-- start of Selected text --

Log: geth copy 2.log

churik avatar Nov 21 '23 12:11 churik

most likely due to relay not having message confirmations? if lightpush enabled, do you have the same? it should work ok in 1-to-1, since we resend until delivery confirmed

cammellos avatar Nov 21 '23 12:11 cammellos

This bug will be perceived by users as messaging reliability issue, and some solution is therefor high priority. I won't opinion on the solution here, but seems like something for 0.15.5 (or 0.16 at the latest)

John-44 avatar Nov 21 '23 13:11 John-44

This is something discussed before in waku calls, I believe there were some hesitation on their side, but I strongly believe it is something that we should add, we can take example from wakuv1 that reduced the toll on the network by only enabling if asked by the peer.

cammellos avatar Nov 21 '23 13:11 cammellos

ping @fryorcraken @richard-ramos @jm-clius - FYI in case you thoughts regarding the issue discussed above

John-44 avatar Nov 21 '23 13:11 John-44

@cammellos Light mode enabled on desktop or "Relay mode" in 1-1 chat: all messages are marked as "Resend" immediately app detects an offline state, and after coming back online messages are recent.

So yeah, the issue is specific to "Relay mode" (default on desktop) in communities

churik avatar Nov 21 '23 14:11 churik

Andrea:

one thing that is a bit odd, is that messages were not resent so I would start from investigating that basically if peer count is 0 the message should be resent in theory, but I don't know on relay, I know in lightpush on mobile it works if you at least do that, then the issue becomes smaller

jrainville avatar Nov 27 '23 15:11 jrainville

Thanks, we have seen this issue again but on a good connection

cammellos avatar Nov 27 '23 15:11 cammellos

We will propose strategies that can be used to mitigate the issue. https://github.com/waku-org/go-waku/issues/921 tracks this work.

fryorcraken avatar Nov 29 '23 01:11 fryorcraken

Thanks, we have seen this issue again but on a good connection

I understand why messages were not sent before we identify network is disconnected. But this seems strange, is this reproducible and do we have any further details when this has occured? Are any peers connected for the pubsubTopic? Any other useful info would help in root-causing the issue.

chaitanyaprem avatar Nov 29 '23 09:11 chaitanyaprem

Thanks, we have seen this issue again but on a good connection

I understand why messages were not sent before we identify network is disconnected. But this seems strange, is this reproducible and do we have any further details when this has occured? Are any peers connected for the pubsubTopic? Any other useful info would help in root-causing the issue.

Not sure we can replicate consistently, the connection was stable, but the peer count was 0, in this case the message should not get confirmed (I am not sure it's the case now to be honest, I can check I guess, that would alleviate the issue, but we'd still have the half open connection)

cammellos avatar Nov 29 '23 09:11 cammellos

Thanks, we have seen this issue again but on a good connection

I understand why messages were not sent before we identify network is disconnected. But this seems strange, is this reproducible and do we have any further details when this has occured? Are any peers connected for the pubsubTopic? Any other useful info would help in root-causing the issue.

Not sure we can replicate consistently, the connection was stable, but the peer count was 0, in this case the message should not get confirmed (I am not sure it's the case now to be honest, I can check I guess, that would alleviate the issue, but we'd still have the half open connection)

-- end of Selected text --

To be done >>
Reproduce the stretch of the thread from "cammellos avatar Nov 21 '23 12:11" through "at the latest)" word for word. Rely only on the thread above.

-- start of Data shown --

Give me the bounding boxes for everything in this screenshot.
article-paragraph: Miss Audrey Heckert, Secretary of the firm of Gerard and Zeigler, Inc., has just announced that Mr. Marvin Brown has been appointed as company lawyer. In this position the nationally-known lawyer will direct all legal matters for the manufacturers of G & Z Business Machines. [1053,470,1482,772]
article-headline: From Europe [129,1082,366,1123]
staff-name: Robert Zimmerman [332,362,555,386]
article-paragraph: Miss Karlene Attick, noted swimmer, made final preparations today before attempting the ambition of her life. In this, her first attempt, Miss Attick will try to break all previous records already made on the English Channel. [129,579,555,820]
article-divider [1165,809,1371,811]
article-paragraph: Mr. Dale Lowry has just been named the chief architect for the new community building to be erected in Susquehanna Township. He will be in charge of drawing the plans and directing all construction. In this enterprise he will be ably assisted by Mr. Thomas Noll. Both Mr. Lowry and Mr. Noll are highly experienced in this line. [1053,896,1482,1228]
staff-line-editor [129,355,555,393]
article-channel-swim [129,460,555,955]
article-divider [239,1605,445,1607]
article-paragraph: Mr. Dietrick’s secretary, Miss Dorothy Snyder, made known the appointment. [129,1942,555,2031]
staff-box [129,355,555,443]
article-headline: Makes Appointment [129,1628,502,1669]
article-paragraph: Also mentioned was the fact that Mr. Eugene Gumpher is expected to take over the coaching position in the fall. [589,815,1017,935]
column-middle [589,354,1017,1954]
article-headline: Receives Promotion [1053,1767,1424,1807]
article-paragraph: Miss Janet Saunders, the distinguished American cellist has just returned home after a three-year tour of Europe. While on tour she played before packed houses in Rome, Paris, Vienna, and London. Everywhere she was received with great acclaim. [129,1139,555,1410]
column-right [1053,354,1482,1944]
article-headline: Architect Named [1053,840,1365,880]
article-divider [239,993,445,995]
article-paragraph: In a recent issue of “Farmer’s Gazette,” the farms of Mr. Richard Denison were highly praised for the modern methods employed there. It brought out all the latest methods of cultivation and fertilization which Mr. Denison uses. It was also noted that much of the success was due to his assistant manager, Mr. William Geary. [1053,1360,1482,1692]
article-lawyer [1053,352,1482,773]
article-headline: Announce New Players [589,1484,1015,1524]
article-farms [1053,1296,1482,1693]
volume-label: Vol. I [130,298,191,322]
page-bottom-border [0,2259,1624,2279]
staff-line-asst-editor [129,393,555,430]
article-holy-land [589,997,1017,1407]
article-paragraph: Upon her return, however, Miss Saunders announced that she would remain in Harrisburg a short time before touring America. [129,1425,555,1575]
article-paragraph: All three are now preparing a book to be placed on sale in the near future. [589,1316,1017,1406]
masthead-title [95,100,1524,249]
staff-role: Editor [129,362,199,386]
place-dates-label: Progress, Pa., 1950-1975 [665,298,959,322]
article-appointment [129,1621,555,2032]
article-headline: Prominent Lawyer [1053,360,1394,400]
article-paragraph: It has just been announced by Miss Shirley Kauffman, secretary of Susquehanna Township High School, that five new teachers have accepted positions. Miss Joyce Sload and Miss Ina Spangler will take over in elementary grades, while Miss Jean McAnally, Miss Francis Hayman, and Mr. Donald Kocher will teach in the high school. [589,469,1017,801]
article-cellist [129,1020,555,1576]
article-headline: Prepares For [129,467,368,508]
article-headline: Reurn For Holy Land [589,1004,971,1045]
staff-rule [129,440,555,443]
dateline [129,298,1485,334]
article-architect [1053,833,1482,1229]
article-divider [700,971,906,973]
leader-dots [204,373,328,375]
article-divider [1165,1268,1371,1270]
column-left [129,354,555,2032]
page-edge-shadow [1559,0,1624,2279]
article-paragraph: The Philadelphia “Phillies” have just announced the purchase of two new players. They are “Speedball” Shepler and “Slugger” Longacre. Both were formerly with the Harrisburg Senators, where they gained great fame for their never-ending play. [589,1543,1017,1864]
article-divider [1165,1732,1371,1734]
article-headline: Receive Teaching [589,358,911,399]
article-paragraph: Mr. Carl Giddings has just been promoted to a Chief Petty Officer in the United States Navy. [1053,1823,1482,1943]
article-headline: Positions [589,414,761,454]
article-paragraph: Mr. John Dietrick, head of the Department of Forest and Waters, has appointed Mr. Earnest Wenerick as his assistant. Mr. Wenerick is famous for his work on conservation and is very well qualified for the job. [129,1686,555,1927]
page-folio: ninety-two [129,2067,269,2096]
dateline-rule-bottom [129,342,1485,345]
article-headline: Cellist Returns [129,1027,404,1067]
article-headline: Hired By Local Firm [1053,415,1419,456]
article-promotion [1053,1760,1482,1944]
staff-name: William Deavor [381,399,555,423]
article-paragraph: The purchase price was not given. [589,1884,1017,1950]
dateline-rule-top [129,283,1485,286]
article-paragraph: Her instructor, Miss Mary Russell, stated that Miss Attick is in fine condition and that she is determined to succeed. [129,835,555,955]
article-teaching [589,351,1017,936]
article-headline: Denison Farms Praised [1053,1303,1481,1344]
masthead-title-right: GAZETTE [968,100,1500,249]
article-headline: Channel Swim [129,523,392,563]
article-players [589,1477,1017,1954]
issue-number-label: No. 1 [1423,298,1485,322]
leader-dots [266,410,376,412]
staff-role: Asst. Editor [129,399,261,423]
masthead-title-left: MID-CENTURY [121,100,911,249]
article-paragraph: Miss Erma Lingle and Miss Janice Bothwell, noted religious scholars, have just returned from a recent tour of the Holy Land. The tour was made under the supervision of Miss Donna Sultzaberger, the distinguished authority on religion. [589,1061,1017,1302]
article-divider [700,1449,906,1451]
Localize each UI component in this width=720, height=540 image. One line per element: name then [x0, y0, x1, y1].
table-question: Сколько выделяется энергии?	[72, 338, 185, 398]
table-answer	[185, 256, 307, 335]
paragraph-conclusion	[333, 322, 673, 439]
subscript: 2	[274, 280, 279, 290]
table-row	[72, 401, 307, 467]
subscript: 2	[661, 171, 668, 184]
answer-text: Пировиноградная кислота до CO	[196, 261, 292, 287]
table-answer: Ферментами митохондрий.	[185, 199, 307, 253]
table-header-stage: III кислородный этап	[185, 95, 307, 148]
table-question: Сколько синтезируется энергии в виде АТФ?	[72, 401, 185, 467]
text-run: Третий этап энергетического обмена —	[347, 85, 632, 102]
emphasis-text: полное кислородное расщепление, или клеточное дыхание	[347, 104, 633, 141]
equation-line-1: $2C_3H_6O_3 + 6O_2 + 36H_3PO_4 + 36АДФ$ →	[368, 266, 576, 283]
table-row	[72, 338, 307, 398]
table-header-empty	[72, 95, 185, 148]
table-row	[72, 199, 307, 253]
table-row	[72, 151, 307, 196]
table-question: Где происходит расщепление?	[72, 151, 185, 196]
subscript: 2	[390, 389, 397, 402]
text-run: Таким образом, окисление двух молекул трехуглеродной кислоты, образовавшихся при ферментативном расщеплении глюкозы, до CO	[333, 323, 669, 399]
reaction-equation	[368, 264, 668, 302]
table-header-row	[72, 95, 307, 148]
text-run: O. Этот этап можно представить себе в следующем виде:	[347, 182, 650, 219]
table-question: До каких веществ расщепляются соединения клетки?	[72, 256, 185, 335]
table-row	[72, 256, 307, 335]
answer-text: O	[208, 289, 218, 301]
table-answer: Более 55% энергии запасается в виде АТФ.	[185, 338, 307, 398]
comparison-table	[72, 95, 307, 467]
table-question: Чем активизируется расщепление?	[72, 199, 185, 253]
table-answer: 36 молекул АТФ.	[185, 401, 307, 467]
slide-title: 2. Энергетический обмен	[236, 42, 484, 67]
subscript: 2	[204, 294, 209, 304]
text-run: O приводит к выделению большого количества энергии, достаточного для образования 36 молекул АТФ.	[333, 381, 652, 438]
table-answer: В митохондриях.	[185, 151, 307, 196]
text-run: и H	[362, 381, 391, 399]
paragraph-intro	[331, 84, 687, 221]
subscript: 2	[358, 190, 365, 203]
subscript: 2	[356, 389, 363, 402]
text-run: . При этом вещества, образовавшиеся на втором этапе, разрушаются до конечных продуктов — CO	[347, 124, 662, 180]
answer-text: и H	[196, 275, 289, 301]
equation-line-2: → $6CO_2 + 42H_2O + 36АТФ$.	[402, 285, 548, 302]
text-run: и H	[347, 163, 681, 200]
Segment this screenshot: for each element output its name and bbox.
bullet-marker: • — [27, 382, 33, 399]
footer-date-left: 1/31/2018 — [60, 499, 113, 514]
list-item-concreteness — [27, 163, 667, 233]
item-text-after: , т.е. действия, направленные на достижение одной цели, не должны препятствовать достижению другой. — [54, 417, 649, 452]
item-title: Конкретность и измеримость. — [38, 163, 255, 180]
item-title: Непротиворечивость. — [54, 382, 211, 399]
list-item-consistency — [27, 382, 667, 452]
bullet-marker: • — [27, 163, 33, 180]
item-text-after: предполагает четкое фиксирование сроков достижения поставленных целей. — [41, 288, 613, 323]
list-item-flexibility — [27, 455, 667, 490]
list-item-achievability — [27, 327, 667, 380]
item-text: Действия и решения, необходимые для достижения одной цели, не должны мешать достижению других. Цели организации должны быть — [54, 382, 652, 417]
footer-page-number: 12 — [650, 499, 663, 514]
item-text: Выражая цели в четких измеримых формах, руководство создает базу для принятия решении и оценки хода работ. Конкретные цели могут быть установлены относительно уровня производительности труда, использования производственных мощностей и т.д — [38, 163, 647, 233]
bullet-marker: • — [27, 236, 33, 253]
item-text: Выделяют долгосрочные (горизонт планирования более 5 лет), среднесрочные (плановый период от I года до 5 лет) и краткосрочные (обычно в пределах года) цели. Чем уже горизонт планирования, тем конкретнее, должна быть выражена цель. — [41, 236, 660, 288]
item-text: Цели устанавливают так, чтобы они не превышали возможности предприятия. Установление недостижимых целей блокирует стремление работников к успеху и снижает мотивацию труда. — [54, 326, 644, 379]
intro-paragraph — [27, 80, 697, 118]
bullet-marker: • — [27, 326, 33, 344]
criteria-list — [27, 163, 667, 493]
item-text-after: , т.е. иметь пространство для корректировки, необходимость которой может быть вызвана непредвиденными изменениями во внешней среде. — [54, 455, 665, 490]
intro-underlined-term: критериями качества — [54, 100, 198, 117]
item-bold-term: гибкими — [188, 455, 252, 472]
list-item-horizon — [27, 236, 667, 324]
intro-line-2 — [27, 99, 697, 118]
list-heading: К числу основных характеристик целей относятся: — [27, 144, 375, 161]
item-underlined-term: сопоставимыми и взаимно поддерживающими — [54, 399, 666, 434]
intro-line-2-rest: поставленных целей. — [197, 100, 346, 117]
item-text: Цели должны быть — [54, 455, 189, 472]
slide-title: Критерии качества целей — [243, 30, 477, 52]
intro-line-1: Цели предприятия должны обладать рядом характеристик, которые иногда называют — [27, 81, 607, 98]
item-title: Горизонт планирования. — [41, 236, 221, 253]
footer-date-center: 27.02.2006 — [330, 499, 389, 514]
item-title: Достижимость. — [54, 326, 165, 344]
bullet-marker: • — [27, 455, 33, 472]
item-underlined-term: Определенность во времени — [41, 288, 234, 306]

-- end of Data shown --

Task result >>
cammellos avatar Nov 21 '23 12:11 cammellos

This bug will be perceived by users as messaging reliability issue, and some solution is therefor high priority. I won't opinion on the solution here, but seems like something for 0.15.5 (or 0.16 at the latest)